> TEXT SHOWN
============
When Runaway Planets Go 30 Million Miles Per Hour

An artist's conception of a runaway hypervelocity planet. Image courtesy of David Aguilar, Harvard-Smithsonian Center for Astrophysics

In 2005, Warren Brown of the Smithsonian Astrophysical Observatory noticed something rather unusual in the sky: a star traveling out of the Milky Way galaxy at roughly 1.5 million miles per hour. The strange discovery could only be explained by an even stranger prediction, made nearly two decades earlier by an astronomer named J.G. Hills.

“He predicted that if you have two stars orbiting each other—a so-called binary system—and they get too close to the central black hole in the Milky Way, they will get ripped apart,” says SAO astrophysicist Avi Loeb. “One of the stars will go into a tighter orbit around the black hole, and the second one will be flung out of the galaxy.”
============
> RECORDED DATA
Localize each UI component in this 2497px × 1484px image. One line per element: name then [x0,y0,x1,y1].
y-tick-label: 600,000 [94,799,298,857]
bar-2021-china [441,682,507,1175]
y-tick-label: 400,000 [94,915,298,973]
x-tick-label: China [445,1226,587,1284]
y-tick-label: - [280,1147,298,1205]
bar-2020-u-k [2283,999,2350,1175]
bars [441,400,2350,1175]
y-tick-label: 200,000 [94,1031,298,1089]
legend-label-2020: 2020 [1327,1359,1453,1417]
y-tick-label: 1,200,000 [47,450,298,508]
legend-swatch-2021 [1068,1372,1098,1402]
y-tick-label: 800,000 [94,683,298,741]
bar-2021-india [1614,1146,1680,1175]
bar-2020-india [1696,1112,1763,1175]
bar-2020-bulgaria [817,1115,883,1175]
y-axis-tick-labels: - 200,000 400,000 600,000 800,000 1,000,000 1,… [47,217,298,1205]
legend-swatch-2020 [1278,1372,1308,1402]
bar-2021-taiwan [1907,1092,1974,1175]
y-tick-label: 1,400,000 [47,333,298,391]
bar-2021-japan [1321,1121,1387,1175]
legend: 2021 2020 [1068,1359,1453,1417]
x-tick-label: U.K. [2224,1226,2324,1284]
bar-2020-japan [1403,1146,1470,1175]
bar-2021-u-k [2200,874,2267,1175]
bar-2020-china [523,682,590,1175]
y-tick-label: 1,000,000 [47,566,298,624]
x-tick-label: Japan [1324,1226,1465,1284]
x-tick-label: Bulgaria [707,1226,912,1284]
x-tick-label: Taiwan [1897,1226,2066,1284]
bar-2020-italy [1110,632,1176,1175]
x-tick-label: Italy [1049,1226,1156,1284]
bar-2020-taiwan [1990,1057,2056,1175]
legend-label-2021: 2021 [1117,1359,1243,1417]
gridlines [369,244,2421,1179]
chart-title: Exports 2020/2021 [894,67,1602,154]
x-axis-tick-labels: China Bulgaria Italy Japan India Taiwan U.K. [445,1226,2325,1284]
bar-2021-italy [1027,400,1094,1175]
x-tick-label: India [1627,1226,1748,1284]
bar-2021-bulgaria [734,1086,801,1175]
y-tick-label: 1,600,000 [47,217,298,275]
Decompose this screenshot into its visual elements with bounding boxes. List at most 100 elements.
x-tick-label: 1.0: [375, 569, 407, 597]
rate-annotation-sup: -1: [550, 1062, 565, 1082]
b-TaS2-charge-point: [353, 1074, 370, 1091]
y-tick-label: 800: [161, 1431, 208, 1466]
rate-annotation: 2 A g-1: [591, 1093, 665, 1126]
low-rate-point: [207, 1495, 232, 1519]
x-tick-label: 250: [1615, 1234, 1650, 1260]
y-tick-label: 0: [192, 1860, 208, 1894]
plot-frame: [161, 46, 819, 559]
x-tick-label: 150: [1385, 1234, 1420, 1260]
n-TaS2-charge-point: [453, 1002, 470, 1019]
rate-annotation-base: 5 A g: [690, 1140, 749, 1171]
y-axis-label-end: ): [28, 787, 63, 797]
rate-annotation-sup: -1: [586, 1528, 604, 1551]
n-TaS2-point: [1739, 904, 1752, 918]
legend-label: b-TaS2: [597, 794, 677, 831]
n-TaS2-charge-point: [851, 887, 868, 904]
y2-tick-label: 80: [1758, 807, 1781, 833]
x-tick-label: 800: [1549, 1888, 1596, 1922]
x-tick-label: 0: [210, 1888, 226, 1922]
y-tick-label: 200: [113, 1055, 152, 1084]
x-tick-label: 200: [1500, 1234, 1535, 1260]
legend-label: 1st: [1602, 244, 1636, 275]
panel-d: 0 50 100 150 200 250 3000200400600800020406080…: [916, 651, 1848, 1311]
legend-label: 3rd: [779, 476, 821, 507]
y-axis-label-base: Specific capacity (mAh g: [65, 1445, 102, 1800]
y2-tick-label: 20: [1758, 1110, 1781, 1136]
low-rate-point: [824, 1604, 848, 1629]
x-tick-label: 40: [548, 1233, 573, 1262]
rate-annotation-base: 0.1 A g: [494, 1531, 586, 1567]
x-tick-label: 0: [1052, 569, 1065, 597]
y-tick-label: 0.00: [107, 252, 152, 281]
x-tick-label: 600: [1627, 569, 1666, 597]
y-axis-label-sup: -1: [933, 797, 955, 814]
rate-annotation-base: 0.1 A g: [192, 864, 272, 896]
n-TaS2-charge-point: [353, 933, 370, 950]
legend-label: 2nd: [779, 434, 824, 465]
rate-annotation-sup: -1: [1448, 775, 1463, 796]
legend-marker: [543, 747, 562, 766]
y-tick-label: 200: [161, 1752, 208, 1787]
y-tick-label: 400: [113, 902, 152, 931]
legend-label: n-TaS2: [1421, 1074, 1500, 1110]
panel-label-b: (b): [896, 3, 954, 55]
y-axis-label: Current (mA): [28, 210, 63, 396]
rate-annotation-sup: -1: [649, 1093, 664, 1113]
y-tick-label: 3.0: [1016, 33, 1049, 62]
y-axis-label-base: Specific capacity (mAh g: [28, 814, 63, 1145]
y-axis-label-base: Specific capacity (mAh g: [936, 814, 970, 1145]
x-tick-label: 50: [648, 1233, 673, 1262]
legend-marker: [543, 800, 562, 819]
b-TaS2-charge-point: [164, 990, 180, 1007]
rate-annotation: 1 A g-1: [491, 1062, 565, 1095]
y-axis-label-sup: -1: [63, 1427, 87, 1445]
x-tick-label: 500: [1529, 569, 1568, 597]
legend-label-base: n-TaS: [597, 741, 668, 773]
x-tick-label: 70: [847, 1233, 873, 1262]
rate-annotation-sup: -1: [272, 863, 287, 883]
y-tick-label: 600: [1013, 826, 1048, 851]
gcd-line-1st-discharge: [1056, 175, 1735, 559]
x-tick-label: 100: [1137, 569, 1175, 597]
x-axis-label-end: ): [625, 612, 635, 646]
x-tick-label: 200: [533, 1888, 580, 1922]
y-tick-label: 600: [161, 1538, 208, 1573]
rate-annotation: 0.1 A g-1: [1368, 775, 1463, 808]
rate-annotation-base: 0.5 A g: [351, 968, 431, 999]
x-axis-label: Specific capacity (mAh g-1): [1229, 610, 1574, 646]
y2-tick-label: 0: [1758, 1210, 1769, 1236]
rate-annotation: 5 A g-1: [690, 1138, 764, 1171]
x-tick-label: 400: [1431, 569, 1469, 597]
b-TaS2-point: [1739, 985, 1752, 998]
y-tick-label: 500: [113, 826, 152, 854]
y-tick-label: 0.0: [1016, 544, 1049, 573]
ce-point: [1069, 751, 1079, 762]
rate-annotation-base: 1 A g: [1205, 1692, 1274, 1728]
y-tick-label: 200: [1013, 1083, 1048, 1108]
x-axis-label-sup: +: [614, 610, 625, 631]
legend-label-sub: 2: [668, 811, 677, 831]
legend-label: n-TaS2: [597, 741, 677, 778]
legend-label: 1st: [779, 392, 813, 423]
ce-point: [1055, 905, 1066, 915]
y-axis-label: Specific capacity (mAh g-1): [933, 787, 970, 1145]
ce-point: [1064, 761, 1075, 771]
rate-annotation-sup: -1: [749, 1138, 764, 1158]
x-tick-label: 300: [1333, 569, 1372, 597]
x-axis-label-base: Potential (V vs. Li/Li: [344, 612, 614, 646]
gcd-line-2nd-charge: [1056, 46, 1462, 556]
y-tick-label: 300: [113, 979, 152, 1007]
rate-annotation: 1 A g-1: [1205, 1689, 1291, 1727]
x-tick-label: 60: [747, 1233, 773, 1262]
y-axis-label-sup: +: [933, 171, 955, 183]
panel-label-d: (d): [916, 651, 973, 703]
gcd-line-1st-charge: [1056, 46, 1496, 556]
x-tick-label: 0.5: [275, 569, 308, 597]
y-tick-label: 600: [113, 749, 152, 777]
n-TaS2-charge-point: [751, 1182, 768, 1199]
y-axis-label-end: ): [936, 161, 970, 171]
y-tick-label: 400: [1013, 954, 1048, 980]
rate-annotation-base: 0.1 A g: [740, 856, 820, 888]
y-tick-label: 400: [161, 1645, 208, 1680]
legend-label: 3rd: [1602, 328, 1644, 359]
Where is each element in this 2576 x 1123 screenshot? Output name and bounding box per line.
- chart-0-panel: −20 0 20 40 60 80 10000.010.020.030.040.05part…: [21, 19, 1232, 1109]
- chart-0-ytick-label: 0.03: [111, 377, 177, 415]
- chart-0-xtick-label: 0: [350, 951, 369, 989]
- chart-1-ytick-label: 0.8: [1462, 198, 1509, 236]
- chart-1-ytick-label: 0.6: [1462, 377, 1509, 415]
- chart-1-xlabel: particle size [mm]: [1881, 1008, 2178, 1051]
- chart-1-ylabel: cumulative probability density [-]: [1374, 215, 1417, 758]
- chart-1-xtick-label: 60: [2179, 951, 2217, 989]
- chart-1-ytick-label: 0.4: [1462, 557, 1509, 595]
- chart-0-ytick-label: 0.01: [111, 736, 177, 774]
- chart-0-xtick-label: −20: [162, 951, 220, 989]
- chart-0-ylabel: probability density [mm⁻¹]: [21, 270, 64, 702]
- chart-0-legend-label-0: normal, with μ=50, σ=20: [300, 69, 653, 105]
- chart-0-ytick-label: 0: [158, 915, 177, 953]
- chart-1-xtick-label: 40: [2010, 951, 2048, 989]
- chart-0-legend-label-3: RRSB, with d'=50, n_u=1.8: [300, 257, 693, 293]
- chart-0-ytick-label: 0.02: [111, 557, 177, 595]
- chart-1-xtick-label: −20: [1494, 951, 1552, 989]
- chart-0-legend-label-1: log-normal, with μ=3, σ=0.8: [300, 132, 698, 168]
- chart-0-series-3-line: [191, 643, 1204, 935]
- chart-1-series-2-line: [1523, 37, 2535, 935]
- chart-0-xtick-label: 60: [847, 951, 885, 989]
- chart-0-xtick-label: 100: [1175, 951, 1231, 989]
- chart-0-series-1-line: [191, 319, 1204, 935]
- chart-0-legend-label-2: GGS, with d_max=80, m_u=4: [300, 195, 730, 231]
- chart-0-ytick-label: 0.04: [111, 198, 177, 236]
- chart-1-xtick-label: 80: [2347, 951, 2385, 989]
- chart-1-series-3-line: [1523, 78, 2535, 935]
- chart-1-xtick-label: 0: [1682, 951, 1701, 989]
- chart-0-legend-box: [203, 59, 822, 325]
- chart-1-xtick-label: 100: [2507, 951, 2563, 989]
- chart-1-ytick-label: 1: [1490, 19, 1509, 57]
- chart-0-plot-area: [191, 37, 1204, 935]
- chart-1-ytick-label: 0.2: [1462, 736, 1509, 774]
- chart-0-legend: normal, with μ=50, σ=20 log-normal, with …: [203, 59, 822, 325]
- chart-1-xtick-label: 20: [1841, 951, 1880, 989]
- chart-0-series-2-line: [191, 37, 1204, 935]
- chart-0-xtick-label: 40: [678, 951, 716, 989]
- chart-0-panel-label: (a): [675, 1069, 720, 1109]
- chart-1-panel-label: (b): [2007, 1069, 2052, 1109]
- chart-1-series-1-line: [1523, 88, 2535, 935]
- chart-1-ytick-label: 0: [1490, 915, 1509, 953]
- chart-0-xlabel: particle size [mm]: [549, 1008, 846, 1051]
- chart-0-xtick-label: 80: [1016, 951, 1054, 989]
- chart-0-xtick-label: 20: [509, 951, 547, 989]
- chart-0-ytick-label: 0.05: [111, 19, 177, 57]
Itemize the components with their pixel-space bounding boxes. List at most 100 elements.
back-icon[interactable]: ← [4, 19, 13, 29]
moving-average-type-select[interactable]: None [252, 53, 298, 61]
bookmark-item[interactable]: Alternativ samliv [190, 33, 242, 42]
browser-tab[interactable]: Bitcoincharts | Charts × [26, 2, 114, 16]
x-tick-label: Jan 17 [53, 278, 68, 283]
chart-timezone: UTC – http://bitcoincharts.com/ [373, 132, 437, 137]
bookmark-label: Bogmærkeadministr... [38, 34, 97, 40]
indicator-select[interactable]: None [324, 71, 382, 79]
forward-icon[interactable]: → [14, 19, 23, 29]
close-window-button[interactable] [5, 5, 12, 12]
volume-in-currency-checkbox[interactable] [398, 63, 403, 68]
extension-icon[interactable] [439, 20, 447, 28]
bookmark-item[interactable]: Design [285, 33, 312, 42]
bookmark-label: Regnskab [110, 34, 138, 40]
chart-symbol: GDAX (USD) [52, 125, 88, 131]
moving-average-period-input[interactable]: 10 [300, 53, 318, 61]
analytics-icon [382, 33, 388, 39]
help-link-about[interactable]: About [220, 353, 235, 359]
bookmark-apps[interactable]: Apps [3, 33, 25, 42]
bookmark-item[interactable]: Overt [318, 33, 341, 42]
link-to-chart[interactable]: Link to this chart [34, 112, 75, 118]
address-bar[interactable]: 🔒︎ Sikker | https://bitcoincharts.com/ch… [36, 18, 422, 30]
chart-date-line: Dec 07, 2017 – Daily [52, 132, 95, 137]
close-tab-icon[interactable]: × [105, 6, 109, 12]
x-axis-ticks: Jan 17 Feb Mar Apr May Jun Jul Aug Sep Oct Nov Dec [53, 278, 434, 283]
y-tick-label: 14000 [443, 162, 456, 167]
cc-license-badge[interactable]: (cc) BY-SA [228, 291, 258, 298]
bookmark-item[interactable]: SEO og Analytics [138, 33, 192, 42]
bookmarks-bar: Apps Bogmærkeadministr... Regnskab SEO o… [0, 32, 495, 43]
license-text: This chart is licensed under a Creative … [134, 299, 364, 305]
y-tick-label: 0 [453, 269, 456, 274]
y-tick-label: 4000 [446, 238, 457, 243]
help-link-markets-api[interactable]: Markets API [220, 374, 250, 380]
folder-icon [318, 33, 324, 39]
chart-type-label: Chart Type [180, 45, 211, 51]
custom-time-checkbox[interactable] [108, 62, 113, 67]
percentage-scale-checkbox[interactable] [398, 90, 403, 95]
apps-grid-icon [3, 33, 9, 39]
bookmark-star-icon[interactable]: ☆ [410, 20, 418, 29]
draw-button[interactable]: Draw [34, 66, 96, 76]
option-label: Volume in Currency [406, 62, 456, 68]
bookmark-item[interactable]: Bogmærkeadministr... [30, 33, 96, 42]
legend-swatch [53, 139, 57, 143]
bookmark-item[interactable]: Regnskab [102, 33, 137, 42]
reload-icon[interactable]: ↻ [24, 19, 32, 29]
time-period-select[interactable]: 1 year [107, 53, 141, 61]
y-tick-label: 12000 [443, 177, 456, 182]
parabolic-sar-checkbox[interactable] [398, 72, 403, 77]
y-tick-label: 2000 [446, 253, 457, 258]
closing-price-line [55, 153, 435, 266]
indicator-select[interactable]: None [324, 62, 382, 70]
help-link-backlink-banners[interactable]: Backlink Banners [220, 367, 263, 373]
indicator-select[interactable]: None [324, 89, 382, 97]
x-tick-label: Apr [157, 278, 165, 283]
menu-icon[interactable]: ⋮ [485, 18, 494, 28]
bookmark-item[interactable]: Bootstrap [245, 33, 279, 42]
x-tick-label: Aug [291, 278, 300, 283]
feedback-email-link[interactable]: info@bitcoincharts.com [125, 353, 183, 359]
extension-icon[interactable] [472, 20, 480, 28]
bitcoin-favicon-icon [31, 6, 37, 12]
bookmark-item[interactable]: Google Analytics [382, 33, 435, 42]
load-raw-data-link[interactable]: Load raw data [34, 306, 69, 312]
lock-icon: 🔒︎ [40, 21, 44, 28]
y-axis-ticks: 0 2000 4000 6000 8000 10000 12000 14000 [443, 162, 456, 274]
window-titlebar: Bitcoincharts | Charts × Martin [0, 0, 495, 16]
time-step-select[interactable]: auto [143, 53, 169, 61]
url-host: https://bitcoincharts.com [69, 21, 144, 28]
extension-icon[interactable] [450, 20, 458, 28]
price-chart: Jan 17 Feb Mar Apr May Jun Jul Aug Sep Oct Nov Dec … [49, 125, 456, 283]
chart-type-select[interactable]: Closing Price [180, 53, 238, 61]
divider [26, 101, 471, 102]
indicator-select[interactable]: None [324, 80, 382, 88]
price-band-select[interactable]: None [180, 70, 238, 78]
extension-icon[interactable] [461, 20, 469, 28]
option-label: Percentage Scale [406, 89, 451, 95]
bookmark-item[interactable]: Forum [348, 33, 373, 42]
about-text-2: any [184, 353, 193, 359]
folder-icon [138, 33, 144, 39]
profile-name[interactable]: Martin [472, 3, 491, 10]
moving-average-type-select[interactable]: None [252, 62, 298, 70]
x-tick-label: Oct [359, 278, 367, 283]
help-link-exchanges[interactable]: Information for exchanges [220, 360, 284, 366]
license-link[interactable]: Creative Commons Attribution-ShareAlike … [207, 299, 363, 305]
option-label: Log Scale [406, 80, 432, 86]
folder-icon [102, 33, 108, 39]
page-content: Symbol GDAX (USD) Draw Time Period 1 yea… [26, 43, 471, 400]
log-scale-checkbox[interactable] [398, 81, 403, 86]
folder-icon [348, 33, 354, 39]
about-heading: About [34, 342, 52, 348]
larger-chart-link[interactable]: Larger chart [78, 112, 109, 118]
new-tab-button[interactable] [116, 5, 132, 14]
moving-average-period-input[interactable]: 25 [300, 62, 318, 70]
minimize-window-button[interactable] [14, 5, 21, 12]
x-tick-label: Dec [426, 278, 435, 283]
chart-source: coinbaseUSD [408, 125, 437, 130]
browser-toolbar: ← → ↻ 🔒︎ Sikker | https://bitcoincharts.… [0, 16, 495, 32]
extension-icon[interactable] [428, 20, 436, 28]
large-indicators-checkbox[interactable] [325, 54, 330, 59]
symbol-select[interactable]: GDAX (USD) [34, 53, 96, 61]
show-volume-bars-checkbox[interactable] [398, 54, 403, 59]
============
> EXERCISES
A - Write out the passage of the runaway planets text from "An artist's conception" to "named J.G. Hills.".
B - Carry on the runaway planets text from the point where it stops.

> ANSWER LIST
A -
An artist's conception of a runaway hypervelocity planet. Image courtesy of David Aguilar, Harvard-Smithsonian Center for Astrophysics

In 2005, Warren Brown of the Smithsonian Astrophysical Observatory noticed something rather unusual in the sky: a star traveling out of the Milky Way galaxy at roughly 1.5 million miles per hour. The strange discovery could only be explained by an even stranger prediction, made nearly two decades earlier by an astronomer named J.G. Hills.

B -
Since Brown’s 2005 discovery, at least 21 hypervelocity stars (as they’ve come to be called) have been observed speeding out of our galaxy. But only recently did anyone look to see if there might be hypervelocity planets, as well. “My collaborator Idan Ginsburg and I did some work on hypervelocity stars, and at some point, I was talking with him about perhaps looking into planets,” Loeb says. “One day, at lunch, it clicked: we could actually write a paper on them, because there is a method of finding them.”

Loeb had realized that a planet orbiting one of these hypervelocity stars could be observed by what’s called the transit method: when a distant planet crosses between its star and our telescope, the light of the star dims slightly, indicating the presence of the planet. First, though, he and Ginsburg had to determine whether these planets could theoretically exist in the first place. Their calculations, published last week in the Monthly Notices of the Royal Astronomical Society, went beyond even what he had suspected.

Hypervelocity planets can indeed exist—and according to the research team’s simulations, they may approach speeds as high as 30 million miles per hour, making them some of the fastest-moving objects in the known universe.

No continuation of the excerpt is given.